* Given instruction: Each record must be reproduced exactly as it is shown.
----
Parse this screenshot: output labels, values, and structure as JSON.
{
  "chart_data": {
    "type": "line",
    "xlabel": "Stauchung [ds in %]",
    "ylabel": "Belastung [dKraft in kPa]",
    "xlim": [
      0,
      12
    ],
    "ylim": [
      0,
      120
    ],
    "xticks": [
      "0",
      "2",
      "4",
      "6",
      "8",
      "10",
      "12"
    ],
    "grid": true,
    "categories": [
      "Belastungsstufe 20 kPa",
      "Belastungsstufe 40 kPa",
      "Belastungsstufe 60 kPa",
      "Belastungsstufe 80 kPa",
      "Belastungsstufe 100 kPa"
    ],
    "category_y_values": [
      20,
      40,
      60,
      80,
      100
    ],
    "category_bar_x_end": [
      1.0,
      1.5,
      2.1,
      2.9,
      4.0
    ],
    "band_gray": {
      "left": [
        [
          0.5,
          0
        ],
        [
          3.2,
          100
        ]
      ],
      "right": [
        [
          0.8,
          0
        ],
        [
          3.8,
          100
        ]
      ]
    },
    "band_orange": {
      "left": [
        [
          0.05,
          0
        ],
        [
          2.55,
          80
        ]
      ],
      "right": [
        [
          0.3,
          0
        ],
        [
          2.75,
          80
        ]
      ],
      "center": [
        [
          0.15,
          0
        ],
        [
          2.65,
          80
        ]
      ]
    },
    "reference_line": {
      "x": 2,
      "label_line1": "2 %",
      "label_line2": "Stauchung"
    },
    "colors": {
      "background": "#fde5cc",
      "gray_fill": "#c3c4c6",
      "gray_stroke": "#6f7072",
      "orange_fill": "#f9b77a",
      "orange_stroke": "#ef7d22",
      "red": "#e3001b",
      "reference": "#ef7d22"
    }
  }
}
----
* Reply to the exercise:
Parse this screenshot: output labels, values, and structure as JSON.
{
  "chart_data": {
    "type": "line",
    "xlabel": "Stauchung [ds in %]",
    "ylabel": "Belastung [dKraft in kPa]",
    "xlim": [
      0,
      12
    ],
    "ylim": [
      0,
      120
    ],
    "xticks": [
      "0",
      "2",
      "4",
      "6",
      "8",
      "10",
      "12"
    ],
    "grid": true,
    "categories": [
      "Belastungsstufe 20 kPa",
      "Belastungsstufe 40 kPa",
      "Belastungsstufe 60 kPa",
      "Belastungsstufe 80 kPa",
      "Belastungsstufe 100 kPa"
    ],
    "category_y_values": [
      20,
      40,
      60,
      80,
      100
    ],
    "category_bar_x_end": [
      1.0,
      1.5,
      2.1,
      2.9,
      4.0
    ],
    "band_gray": {
      "left": [
        [
          0.5,
          0
        ],
        [
          3.2,
          100
        ]
      ],
      "right": [
        [
          0.8,
          0
        ],
        [
          3.8,
          100
        ]
      ]
    },
    "band_orange": {
      "left": [
        [
          0.05,
          0
        ],
        [
          2.55,
          80
        ]
      ],
      "right": [
        [
          0.3,
          0
        ],
        [
          2.75,
          80
        ]
      ],
      "center": [
        [
          0.15,
          0
        ],
        [
          2.65,
          80
        ]
      ]
    },
    "reference_line": {
      "x": 2,
      "label_line1": "2 %",
      "label_line2": "Stauchung"
    },
    "colors": {
      "background": "#fde5cc",
      "gray_fill": "#c3c4c6",
      "gray_stroke": "#6f7072",
      "orange_fill": "#f9b77a",
      "orange_stroke": "#ef7d22",
      "red": "#e3001b",
      "reference": "#ef7d22"
    }
  }
}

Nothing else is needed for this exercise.